Data items:
────
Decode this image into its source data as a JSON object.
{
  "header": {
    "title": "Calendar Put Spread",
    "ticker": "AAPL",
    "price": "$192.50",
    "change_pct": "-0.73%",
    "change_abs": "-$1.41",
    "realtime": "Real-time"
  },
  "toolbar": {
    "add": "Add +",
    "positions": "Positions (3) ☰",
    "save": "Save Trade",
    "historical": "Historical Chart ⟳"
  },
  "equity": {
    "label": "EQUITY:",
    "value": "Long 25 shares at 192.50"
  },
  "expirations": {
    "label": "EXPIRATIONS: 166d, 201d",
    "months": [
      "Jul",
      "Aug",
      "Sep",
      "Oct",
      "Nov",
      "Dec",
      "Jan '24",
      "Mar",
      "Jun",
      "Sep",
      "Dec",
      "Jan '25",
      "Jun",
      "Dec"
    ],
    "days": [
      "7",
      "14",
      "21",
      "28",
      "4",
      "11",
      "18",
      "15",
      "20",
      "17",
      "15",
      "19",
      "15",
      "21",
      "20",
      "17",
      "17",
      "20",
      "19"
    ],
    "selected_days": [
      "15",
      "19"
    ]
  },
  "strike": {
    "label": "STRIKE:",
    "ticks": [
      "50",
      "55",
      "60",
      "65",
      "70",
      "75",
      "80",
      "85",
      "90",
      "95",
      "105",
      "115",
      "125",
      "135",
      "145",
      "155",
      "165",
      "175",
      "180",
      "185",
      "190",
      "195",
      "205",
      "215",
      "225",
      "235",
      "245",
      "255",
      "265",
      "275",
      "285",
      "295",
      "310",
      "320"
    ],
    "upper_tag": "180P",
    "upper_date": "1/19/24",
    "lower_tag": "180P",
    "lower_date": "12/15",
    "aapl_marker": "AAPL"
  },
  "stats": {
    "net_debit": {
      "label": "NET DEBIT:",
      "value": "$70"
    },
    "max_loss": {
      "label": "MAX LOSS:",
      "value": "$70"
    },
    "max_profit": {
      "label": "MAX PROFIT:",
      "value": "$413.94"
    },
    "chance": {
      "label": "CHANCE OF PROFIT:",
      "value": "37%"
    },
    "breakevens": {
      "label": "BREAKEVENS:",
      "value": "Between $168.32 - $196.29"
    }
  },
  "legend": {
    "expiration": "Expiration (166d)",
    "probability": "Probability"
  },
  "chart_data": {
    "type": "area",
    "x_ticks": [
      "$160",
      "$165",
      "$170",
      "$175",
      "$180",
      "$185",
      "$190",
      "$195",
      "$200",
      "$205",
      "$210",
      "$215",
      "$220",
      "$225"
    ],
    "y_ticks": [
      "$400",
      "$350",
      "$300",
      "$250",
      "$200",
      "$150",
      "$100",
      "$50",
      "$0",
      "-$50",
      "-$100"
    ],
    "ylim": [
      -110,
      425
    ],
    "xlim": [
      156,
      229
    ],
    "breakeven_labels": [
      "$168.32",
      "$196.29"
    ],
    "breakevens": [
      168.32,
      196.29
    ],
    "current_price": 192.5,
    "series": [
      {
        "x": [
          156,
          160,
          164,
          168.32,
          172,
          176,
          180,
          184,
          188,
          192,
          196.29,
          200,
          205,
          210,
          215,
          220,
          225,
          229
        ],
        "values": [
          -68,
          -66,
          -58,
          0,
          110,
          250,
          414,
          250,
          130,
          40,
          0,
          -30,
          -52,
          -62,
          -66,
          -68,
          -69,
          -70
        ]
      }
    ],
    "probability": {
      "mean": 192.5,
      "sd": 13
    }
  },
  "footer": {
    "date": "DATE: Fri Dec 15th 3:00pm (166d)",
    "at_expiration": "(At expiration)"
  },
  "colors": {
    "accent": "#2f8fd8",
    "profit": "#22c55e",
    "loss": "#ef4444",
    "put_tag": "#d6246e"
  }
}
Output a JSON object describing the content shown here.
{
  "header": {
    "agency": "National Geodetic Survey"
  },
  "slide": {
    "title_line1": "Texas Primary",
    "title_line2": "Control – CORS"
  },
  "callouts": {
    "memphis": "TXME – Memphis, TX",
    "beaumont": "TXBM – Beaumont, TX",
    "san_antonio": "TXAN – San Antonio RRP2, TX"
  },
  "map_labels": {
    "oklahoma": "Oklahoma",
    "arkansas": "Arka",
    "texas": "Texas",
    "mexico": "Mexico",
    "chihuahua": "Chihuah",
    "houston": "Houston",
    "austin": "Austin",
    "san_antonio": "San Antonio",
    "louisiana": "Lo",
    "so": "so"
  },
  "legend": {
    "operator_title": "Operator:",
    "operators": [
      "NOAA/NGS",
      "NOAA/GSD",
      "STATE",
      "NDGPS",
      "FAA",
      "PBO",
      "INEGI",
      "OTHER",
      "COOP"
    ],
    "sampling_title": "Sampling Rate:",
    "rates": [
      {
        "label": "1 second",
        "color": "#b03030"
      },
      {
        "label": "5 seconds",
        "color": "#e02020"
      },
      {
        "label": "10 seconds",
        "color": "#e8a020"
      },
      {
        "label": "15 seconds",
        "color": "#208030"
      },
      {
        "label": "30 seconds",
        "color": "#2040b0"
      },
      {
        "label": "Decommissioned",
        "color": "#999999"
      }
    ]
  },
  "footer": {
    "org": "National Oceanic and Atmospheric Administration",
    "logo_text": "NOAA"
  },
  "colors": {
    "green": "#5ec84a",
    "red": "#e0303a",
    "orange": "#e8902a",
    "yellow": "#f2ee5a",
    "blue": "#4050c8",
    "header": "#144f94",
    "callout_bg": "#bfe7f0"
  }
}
────
Your objective>
Recopy the whole listing exactly.

Solution to this exercise>
Decode this image into its source data as a JSON object.
{
  "header": {
    "title": "Calendar Put Spread",
    "ticker": "AAPL",
    "price": "$192.50",
    "change_pct": "-0.73%",
    "change_abs": "-$1.41",
    "realtime": "Real-time"
  },
  "toolbar": {
    "add": "Add +",
    "positions": "Positions (3) ☰",
    "save": "Save Trade",
    "historical": "Historical Chart ⟳"
  },
  "equity": {
    "label": "EQUITY:",
    "value": "Long 25 shares at 192.50"
  },
  "expirations": {
    "label": "EXPIRATIONS: 166d, 201d",
    "months": [
      "Jul",
      "Aug",
      "Sep",
      "Oct",
      "Nov",
      "Dec",
      "Jan '24",
      "Mar",
      "Jun",
      "Sep",
      "Dec",
      "Jan '25",
      "Jun",
      "Dec"
    ],
    "days": [
      "7",
      "14",
      "21",
      "28",
      "4",
      "11",
      "18",
      "15",
      "20",
      "17",
      "15",
      "19",
      "15",
      "21",
      "20",
      "17",
      "17",
      "20",
      "19"
    ],
    "selected_days": [
      "15",
      "19"
    ]
  },
  "strike": {
    "label": "STRIKE:",
    "ticks": [
      "50",
      "55",
      "60",
      "65",
      "70",
      "75",
      "80",
      "85",
      "90",
      "95",
      "105",
      "115",
      "125",
      "135",
      "145",
      "155",
      "165",
      "175",
      "180",
      "185",
      "190",
      "195",
      "205",
      "215",
      "225",
      "235",
      "245",
      "255",
      "265",
      "275",
      "285",
      "295",
      "310",
      "320"
    ],
    "upper_tag": "180P",
    "upper_date": "1/19/24",
    "lower_tag": "180P",
    "lower_date": "12/15",
    "aapl_marker": "AAPL"
  },
  "stats": {
    "net_debit": {
      "label": "NET DEBIT:",
      "value": "$70"
    },
    "max_loss": {
      "label": "MAX LOSS:",
      "value": "$70"
    },
    "max_profit": {
      "label": "MAX PROFIT:",
      "value": "$413.94"
    },
    "chance": {
      "label": "CHANCE OF PROFIT:",
      "value": "37%"
    },
    "breakevens": {
      "label": "BREAKEVENS:",
      "value": "Between $168.32 - $196.29"
    }
  },
  "legend": {
    "expiration": "Expiration (166d)",
    "probability": "Probability"
  },
  "chart_data": {
    "type": "area",
    "x_ticks": [
      "$160",
      "$165",
      "$170",
      "$175",
      "$180",
      "$185",
      "$190",
      "$195",
      "$200",
      "$205",
      "$210",
      "$215",
      "$220",
      "$225"
    ],
    "y_ticks": [
      "$400",
      "$350",
      "$300",
      "$250",
      "$200",
      "$150",
      "$100",
      "$50",
      "$0",
      "-$50",
      "-$100"
    ],
    "ylim": [
      -110,
      425
    ],
    "xlim": [
      156,
      229
    ],
    "breakeven_labels": [
      "$168.32",
      "$196.29"
    ],
    "breakevens": [
      168.32,
      196.29
    ],
    "current_price": 192.5,
    "series": [
      {
        "x": [
          156,
          160,
          164,
          168.32,
          172,
          176,
          180,
          184,
          188,
          192,
          196.29,
          200,
          205,
          210,
          215,
          220,
          225,
          229
        ],
        "values": [
          -68,
          -66,
          -58,
          0,
          110,
          250,
          414,
          250,
          130,
          40,
          0,
          -30,
          -52,
          -62,
          -66,
          -68,
          -69,
          -70
        ]
      }
    ],
    "probability": {
      "mean": 192.5,
      "sd": 13
    }
  },
  "footer": {
    "date": "DATE: Fri Dec 15th 3:00pm (166d)",
    "at_expiration": "(At expiration)"
  },
  "colors": {
    "accent": "#2f8fd8",
    "profit": "#22c55e",
    "loss": "#ef4444",
    "put_tag": "#d6246e"
  }
}
Output a JSON object describing the content shown here.
{
  "header": {
    "agency": "National Geodetic Survey"
  },
  "slide": {
    "title_line1": "Texas Primary",
    "title_line2": "Control – CORS"
  },
  "callouts": {
    "memphis": "TXME – Memphis, TX",
    "beaumont": "TXBM – Beaumont, TX",
    "san_antonio": "TXAN – San Antonio RRP2, TX"
  },
  "map_labels": {
    "oklahoma": "Oklahoma",
    "arkansas": "Arka",
    "texas": "Texas",
    "mexico": "Mexico",
    "chihuahua": "Chihuah",
    "houston": "Houston",
    "austin": "Austin",
    "san_antonio": "San Antonio",
    "louisiana": "Lo",
    "so": "so"
  },
  "legend": {
    "operator_title": "Operator:",
    "operators": [
      "NOAA/NGS",
      "NOAA/GSD",
      "STATE",
      "NDGPS",
      "FAA",
      "PBO",
      "INEGI",
      "OTHER",
      "COOP"
    ],
    "sampling_title": "Sampling Rate:",
    "rates": [
      {
        "label": "1 second",
        "color": "#b03030"
      },
      {
        "label": "5 seconds",
        "color": "#e02020"
      },
      {
        "label": "10 seconds",
        "color": "#e8a020"
      },
      {
        "label": "15 seconds",
        "color": "#208030"
      },
      {
        "label": "30 seconds",
        "color": "#2040b0"
      },
      {
        "label": "Decommissioned",
        "color": "#999999"
      }
    ]
  },
  "footer": {
    "org": "National Oceanic and Atmospheric Administration",
    "logo_text": "NOAA"
  },
  "colors": {
    "green": "#5ec84a",
    "red": "#e0303a",
    "orange": "#e8902a",
    "yellow": "#f2ee5a",
    "blue": "#4050c8",
    "header": "#144f94",
    "callout_bg": "#bfe7f0"
  }
}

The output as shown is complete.